* [EXERCISE REQUIREMENTS] Reproduce all entries word for word.

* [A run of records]
[START]

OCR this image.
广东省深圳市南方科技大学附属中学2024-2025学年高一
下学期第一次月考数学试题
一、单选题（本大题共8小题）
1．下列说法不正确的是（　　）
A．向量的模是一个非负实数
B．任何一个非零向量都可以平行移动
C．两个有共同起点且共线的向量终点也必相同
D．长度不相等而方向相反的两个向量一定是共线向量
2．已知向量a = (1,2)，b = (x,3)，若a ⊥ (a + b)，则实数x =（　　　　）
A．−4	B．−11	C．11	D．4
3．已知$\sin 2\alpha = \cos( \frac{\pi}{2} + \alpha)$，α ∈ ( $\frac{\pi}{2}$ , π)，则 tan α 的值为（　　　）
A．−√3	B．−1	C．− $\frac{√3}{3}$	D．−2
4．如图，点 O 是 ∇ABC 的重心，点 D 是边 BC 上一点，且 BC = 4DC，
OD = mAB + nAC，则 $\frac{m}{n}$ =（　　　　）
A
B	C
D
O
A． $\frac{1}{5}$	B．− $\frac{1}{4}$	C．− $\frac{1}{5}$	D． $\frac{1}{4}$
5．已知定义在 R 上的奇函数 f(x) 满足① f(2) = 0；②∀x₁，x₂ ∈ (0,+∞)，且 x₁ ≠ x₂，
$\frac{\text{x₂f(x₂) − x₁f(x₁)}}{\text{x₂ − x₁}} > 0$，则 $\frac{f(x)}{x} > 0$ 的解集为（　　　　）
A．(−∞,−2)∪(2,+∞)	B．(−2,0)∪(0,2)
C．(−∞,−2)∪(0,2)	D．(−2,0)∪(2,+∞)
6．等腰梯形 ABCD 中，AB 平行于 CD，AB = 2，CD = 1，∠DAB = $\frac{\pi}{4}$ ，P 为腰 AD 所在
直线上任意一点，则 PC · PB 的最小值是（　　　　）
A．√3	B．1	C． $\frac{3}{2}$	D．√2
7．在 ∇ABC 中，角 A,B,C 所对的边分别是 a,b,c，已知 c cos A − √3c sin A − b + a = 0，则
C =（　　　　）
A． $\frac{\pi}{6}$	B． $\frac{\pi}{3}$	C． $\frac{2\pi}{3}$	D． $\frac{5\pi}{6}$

[END]

* [EXERCISE RESPONSE]
OCR this image.
广东省深圳市南方科技大学附属中学2024-2025学年高一
下学期第一次月考数学试题
一、单选题（本大题共8小题）
1．下列说法不正确的是（　　）
A．向量的模是一个非负实数
B．任何一个非零向量都可以平行移动
C．两个有共同起点且共线的向量终点也必相同
D．长度不相等而方向相反的两个向量一定是共线向量
2．已知向量a = (1,2)，b = (x,3)，若a ⊥ (a + b)，则实数x =（　　　　）
A．−4	B．−11	C．11	D．4
3．已知$\sin 2\alpha = \cos( \frac{\pi}{2} + \alpha)$，α ∈ ( $\frac{\pi}{2}$ , π)，则 tan α 的值为（　　　）
A．−√3	B．−1	C．− $\frac{√3}{3}$	D．−2
4．如图，点 O 是 ∇ABC 的重心，点 D 是边 BC 上一点，且 BC = 4DC，
OD = mAB + nAC，则 $\frac{m}{n}$ =（　　　　）
A
B	C
D
O
A． $\frac{1}{5}$	B．− $\frac{1}{4}$	C．− $\frac{1}{5}$	D． $\frac{1}{4}$
5．已知定义在 R 上的奇函数 f(x) 满足① f(2) = 0；②∀x₁，x₂ ∈ (0,+∞)，且 x₁ ≠ x₂，
$\frac{\text{x₂f(x₂) − x₁f(x₁)}}{\text{x₂ − x₁}} > 0$，则 $\frac{f(x)}{x} > 0$ 的解集为（　　　　）
A．(−∞,−2)∪(2,+∞)	B．(−2,0)∪(0,2)
C．(−∞,−2)∪(0,2)	D．(−2,0)∪(2,+∞)
6．等腰梯形 ABCD 中，AB 平行于 CD，AB = 2，CD = 1，∠DAB = $\frac{\pi}{4}$ ，P 为腰 AD 所在
直线上任意一点，则 PC · PB 的最小值是（　　　　）
A．√3	B．1	C． $\frac{3}{2}$	D．√2
7．在 ∇ABC 中，角 A,B,C 所对的边分别是 a,b,c，已知 c cos A − √3c sin A − b + a = 0，则
C =（　　　　）
A． $\frac{\pi}{6}$	B． $\frac{\pi}{3}$	C． $\frac{2\pi}{3}$	D． $\frac{5\pi}{6}$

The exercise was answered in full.